Records excerpted from a collection:
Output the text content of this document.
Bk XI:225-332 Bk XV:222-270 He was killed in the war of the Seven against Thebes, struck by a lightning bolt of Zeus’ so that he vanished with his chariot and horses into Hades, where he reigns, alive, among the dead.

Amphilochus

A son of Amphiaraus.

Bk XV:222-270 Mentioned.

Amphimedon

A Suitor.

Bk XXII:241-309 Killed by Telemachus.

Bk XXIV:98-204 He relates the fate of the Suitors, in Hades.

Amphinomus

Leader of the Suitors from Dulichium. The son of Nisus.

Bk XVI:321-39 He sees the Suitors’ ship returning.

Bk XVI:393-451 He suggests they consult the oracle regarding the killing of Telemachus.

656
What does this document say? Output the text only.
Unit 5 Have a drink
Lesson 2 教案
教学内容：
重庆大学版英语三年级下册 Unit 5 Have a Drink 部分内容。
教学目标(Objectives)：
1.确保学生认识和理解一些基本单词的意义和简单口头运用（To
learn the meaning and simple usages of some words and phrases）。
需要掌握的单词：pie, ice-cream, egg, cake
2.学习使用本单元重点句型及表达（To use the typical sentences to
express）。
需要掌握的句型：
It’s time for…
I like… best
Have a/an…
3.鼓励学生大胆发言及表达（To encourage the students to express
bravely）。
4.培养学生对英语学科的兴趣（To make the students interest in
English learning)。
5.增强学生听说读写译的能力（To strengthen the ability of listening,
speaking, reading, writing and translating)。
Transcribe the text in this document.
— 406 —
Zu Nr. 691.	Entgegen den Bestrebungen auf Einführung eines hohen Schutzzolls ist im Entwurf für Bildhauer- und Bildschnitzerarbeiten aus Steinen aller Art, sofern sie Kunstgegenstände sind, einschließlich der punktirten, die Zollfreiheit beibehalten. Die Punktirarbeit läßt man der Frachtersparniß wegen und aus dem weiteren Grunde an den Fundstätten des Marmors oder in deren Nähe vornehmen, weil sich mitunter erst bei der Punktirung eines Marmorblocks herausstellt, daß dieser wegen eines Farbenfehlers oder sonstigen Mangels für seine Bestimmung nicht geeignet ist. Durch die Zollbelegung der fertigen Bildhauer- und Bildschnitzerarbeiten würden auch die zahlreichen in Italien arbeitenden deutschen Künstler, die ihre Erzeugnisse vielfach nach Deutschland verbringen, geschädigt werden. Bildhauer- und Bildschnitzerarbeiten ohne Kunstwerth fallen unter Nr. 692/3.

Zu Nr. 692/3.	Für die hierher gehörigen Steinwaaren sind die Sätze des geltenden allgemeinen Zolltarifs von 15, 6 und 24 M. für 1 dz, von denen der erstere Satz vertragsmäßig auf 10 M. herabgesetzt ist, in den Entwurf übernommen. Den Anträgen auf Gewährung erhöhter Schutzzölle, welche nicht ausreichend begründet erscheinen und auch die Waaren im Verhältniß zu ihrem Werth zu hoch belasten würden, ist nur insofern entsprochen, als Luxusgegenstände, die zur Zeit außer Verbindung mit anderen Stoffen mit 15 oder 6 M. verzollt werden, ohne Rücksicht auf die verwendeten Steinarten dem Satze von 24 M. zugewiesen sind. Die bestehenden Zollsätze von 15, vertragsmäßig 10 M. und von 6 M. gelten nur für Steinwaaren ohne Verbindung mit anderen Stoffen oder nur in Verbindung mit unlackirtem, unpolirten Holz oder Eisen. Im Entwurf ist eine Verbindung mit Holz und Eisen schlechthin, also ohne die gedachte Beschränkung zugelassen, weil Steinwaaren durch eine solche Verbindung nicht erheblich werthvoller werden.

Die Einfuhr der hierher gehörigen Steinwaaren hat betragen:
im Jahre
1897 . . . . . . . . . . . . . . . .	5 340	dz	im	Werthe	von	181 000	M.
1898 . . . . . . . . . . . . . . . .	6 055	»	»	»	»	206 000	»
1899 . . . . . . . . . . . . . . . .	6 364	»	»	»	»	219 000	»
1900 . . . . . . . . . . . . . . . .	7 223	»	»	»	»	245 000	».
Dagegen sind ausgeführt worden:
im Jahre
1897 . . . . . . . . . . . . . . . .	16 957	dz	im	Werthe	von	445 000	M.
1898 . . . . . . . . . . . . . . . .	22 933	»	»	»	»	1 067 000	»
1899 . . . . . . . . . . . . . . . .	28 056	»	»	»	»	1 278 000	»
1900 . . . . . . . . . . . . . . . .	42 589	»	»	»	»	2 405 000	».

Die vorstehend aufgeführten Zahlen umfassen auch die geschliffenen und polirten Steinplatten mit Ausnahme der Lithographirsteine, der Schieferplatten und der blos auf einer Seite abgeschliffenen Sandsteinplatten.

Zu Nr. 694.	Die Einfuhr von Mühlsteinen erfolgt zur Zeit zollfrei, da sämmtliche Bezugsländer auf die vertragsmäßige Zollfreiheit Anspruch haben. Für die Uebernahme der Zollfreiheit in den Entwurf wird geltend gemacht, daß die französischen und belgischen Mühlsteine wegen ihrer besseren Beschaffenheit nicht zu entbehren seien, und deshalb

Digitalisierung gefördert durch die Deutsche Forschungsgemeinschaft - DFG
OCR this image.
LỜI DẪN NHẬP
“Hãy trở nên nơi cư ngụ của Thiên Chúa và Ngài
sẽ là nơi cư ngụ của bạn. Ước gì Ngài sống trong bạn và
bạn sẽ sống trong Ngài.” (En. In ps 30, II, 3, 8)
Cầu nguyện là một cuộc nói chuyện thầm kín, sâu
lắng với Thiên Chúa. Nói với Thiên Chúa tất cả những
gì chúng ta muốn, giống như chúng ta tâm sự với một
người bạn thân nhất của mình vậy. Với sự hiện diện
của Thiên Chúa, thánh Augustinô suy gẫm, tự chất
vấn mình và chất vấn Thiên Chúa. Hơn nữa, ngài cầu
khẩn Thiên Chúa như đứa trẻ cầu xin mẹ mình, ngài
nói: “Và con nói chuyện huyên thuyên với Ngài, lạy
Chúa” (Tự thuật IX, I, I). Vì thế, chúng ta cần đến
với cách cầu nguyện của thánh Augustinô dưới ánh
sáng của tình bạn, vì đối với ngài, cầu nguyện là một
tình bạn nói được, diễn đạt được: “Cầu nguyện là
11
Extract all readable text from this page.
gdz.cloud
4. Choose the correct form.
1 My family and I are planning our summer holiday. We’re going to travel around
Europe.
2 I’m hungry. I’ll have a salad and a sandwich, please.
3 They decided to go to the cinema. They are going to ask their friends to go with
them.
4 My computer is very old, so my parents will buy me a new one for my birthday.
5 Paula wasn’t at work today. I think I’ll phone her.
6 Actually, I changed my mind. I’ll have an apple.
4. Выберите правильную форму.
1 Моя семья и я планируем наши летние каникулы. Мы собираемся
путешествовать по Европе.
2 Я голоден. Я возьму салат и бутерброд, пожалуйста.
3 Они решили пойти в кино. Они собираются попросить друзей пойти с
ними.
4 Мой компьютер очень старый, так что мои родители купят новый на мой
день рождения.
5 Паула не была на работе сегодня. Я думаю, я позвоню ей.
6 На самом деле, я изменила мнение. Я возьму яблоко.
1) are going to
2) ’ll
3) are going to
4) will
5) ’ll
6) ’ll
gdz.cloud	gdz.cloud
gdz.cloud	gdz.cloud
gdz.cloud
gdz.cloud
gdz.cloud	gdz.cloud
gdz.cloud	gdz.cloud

§ **Requirements**: Report the number of lines above containing the word "chuyện", with no other text.

§ **Task response**: 2